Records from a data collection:
################

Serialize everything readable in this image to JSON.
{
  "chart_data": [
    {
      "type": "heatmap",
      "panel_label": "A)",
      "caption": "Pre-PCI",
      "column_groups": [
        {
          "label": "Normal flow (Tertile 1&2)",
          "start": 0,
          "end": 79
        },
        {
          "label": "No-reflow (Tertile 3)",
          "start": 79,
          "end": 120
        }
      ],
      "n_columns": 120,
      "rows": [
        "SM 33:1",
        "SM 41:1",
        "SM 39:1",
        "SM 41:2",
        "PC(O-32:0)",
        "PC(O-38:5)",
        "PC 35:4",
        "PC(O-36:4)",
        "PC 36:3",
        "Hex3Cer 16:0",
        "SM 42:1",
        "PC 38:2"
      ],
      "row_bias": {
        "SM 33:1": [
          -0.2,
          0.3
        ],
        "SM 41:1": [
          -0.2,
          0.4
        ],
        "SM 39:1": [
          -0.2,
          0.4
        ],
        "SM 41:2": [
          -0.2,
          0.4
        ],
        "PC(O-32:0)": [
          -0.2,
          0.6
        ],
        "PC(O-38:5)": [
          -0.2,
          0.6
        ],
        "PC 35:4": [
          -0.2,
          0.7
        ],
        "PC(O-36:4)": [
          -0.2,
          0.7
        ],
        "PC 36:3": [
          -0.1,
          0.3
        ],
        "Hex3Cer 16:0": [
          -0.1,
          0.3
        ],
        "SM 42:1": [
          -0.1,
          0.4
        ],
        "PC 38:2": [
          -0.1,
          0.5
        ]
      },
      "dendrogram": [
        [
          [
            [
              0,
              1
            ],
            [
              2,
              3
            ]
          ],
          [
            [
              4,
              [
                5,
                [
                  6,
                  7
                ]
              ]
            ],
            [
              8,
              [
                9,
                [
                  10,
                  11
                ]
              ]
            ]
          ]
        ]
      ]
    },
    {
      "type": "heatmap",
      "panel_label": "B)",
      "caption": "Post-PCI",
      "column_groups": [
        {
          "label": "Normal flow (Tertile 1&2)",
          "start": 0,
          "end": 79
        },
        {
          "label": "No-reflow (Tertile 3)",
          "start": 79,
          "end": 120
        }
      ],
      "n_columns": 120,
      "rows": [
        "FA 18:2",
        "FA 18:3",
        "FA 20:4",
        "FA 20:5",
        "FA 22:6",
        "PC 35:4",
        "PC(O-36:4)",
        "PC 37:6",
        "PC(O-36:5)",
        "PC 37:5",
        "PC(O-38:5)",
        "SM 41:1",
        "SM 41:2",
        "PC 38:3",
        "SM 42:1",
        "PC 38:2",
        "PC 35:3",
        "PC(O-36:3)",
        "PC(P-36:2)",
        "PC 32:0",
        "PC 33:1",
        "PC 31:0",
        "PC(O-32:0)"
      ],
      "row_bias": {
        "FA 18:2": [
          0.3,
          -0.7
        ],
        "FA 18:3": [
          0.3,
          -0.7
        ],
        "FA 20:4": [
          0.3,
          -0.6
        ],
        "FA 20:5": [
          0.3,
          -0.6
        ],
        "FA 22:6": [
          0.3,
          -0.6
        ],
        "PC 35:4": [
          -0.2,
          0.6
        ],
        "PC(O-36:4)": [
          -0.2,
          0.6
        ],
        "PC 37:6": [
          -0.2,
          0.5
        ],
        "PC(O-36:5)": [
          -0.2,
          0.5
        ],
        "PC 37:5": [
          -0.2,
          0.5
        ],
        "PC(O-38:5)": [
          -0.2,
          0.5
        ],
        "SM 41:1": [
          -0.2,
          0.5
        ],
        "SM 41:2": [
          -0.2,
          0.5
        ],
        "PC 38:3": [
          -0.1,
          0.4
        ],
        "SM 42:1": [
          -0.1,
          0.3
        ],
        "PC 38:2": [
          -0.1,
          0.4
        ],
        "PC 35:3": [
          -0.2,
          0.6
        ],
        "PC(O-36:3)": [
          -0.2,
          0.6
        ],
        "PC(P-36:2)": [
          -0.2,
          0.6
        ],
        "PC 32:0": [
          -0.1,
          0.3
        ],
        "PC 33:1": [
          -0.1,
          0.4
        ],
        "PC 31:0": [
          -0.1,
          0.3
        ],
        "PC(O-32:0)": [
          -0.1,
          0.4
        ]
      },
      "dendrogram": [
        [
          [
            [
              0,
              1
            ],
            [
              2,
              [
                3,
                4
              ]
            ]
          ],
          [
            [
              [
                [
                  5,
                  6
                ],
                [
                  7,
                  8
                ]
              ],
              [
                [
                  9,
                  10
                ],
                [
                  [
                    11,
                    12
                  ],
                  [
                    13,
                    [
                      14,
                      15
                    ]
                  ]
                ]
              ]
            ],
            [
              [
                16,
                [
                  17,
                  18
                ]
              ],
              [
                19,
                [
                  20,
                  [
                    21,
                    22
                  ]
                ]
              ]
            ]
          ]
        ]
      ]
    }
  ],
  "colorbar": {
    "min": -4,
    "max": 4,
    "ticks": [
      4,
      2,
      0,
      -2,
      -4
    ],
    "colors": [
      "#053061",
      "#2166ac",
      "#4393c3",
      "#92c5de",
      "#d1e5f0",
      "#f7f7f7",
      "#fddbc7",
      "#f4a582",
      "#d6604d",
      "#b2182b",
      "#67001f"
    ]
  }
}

################

Extract the full listing above without altering anything.

Serialize everything readable in this image to JSON.
{
  "chart_data": [
    {
      "type": "heatmap",
      "panel_label": "A)",
      "caption": "Pre-PCI",
      "column_groups": [
        {
          "label": "Normal flow (Tertile 1&2)",
          "start": 0,
          "end": 79
        },
        {
          "label": "No-reflow (Tertile 3)",
          "start": 79,
          "end": 120
        }
      ],
      "n_columns": 120,
      "rows": [
        "SM 33:1",
        "SM 41:1",
        "SM 39:1",
        "SM 41:2",
        "PC(O-32:0)",
        "PC(O-38:5)",
        "PC 35:4",
        "PC(O-36:4)",
        "PC 36:3",
        "Hex3Cer 16:0",
        "SM 42:1",
        "PC 38:2"
      ],
      "row_bias": {
        "SM 33:1": [
          -0.2,
          0.3
        ],
        "SM 41:1": [
          -0.2,
          0.4
        ],
        "SM 39:1": [
          -0.2,
          0.4
        ],
        "SM 41:2": [
          -0.2,
          0.4
        ],
        "PC(O-32:0)": [
          -0.2,
          0.6
        ],
        "PC(O-38:5)": [
          -0.2,
          0.6
        ],
        "PC 35:4": [
          -0.2,
          0.7
        ],
        "PC(O-36:4)": [
          -0.2,
          0.7
        ],
        "PC 36:3": [
          -0.1,
          0.3
        ],
        "Hex3Cer 16:0": [
          -0.1,
          0.3
        ],
        "SM 42:1": [
          -0.1,
          0.4
        ],
        "PC 38:2": [
          -0.1,
          0.5
        ]
      },
      "dendrogram": [
        [
          [
            [
              0,
              1
            ],
            [
              2,
              3
            ]
          ],
          [
            [
              4,
              [
                5,
                [
                  6,
                  7
                ]
              ]
            ],
            [
              8,
              [
                9,
                [
                  10,
                  11
                ]
              ]
            ]
          ]
        ]
      ]
    },
    {
      "type": "heatmap",
      "panel_label": "B)",
      "caption": "Post-PCI",
      "column_groups": [
        {
          "label": "Normal flow (Tertile 1&2)",
          "start": 0,
          "end": 79
        },
        {
          "label": "No-reflow (Tertile 3)",
          "start": 79,
          "end": 120
        }
      ],
      "n_columns": 120,
      "rows": [
        "FA 18:2",
        "FA 18:3",
        "FA 20:4",
        "FA 20:5",
        "FA 22:6",
        "PC 35:4",
        "PC(O-36:4)",
        "PC 37:6",
        "PC(O-36:5)",
        "PC 37:5",
        "PC(O-38:5)",
        "SM 41:1",
        "SM 41:2",
        "PC 38:3",
        "SM 42:1",
        "PC 38:2",
        "PC 35:3",
        "PC(O-36:3)",
        "PC(P-36:2)",
        "PC 32:0",
        "PC 33:1",
        "PC 31:0",
        "PC(O-32:0)"
      ],
      "row_bias": {
        "FA 18:2": [
          0.3,
          -0.7
        ],
        "FA 18:3": [
          0.3,
          -0.7
        ],
        "FA 20:4": [
          0.3,
          -0.6
        ],
        "FA 20:5": [
          0.3,
          -0.6
        ],
        "FA 22:6": [
          0.3,
          -0.6
        ],
        "PC 35:4": [
          -0.2,
          0.6
        ],
        "PC(O-36:4)": [
          -0.2,
          0.6
        ],
        "PC 37:6": [
          -0.2,
          0.5
        ],
        "PC(O-36:5)": [
          -0.2,
          0.5
        ],
        "PC 37:5": [
          -0.2,
          0.5
        ],
        "PC(O-38:5)": [
          -0.2,
          0.5
        ],
        "SM 41:1": [
          -0.2,
          0.5
        ],
        "SM 41:2": [
          -0.2,
          0.5
        ],
        "PC 38:3": [
          -0.1,
          0.4
        ],
        "SM 42:1": [
          -0.1,
          0.3
        ],
        "PC 38:2": [
          -0.1,
          0.4
        ],
        "PC 35:3": [
          -0.2,
          0.6
        ],
        "PC(O-36:3)": [
          -0.2,
          0.6
        ],
        "PC(P-36:2)": [
          -0.2,
          0.6
        ],
        "PC 32:0": [
          -0.1,
          0.3
        ],
        "PC 33:1": [
          -0.1,
          0.4
        ],
        "PC 31:0": [
          -0.1,
          0.3
        ],
        "PC(O-32:0)": [
          -0.1,
          0.4
        ]
      },
      "dendrogram": [
        [
          [
            [
              0,
              1
            ],
            [
              2,
              [
                3,
                4
              ]
            ]
          ],
          [
            [
              [
                [
                  5,
                  6
                ],
                [
                  7,
                  8
                ]
              ],
              [
                [
                  9,
                  10
                ],
                [
                  [
                    11,
                    12
                  ],
                  [
                    13,
                    [
                      14,
                      15
                    ]
                  ]
                ]
              ]
            ],
            [
              [
                16,
                [
                  17,
                  18
                ]
              ],
              [
                19,
                [
                  20,
                  [
                    21,
                    22
                  ]
                ]
              ]
            ]
          ]
        ]
      ]
    }
  ],
  "colorbar": {
    "min": -4,
    "max": 4,
    "ticks": [
      4,
      2,
      0,
      -2,
      -4
    ],
    "colors": [
      "#053061",
      "#2166ac",
      "#4393c3",
      "#92c5de",
      "#d1e5f0",
      "#f7f7f7",
      "#fddbc7",
      "#f4a582",
      "#d6604d",
      "#b2182b",
      "#67001f"
    ]
  }
}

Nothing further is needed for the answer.